▼▼▼

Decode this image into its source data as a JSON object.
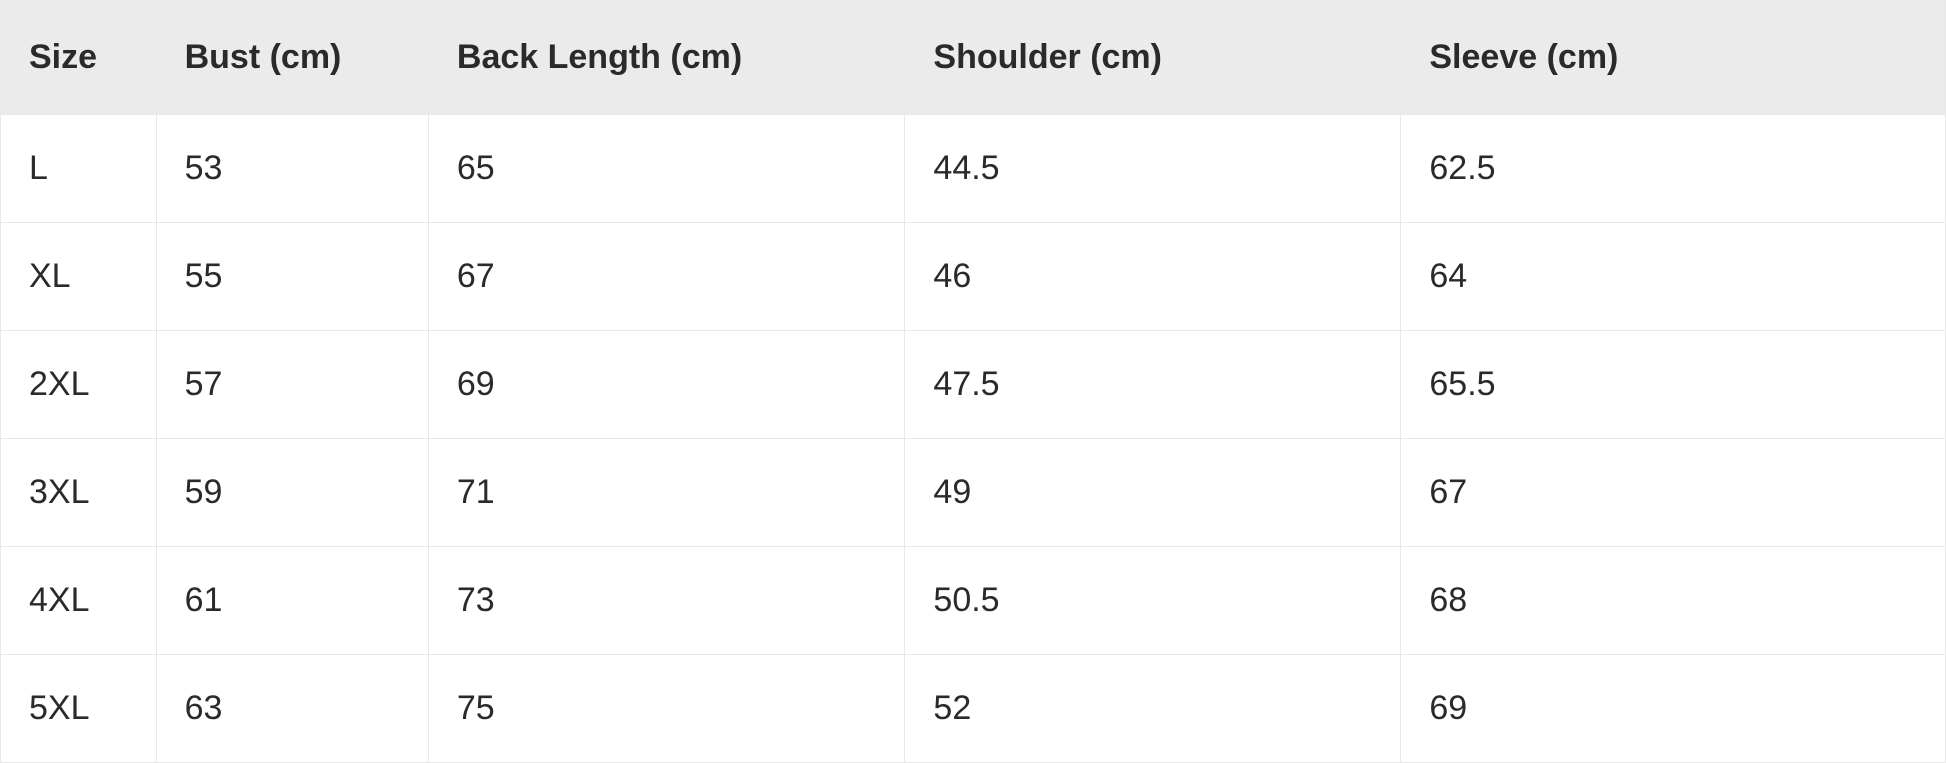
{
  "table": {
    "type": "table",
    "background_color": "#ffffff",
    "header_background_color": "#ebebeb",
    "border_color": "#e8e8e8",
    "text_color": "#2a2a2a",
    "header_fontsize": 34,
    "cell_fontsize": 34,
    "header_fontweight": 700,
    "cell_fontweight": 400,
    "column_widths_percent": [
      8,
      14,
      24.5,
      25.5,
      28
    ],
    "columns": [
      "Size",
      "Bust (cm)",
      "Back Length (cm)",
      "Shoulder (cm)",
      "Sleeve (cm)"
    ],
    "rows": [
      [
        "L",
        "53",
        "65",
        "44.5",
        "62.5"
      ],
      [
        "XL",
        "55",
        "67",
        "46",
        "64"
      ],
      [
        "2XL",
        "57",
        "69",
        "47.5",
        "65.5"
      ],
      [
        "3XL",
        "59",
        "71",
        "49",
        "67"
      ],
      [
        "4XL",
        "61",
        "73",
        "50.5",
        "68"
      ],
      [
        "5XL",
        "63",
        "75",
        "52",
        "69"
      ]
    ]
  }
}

▲▲▲

Leave images out of the retyped records; keep all else exact.

Decode this image into its source data as a JSON object.
{
  "table": {
    "type": "table",
    "background_color": "#ffffff",
    "header_background_color": "#ebebeb",
    "border_color": "#e8e8e8",
    "text_color": "#2a2a2a",
    "header_fontsize": 34,
    "cell_fontsize": 34,
    "header_fontweight": 700,
    "cell_fontweight": 400,
    "column_widths_percent": [
      8,
      14,
      24.5,
      25.5,
      28
    ],
    "columns": [
      "Size",
      "Bust (cm)",
      "Back Length (cm)",
      "Shoulder (cm)",
      "Sleeve (cm)"
    ],
    "rows": [
      [
        "L",
        "53",
        "65",
        "44.5",
        "62.5"
      ],
      [
        "XL",
        "55",
        "67",
        "46",
        "64"
      ],
      [
        "2XL",
        "57",
        "69",
        "47.5",
        "65.5"
      ],
      [
        "3XL",
        "59",
        "71",
        "49",
        "67"
      ],
      [
        "4XL",
        "61",
        "73",
        "50.5",
        "68"
      ],
      [
        "5XL",
        "63",
        "75",
        "52",
        "69"
      ]
    ]
  }
}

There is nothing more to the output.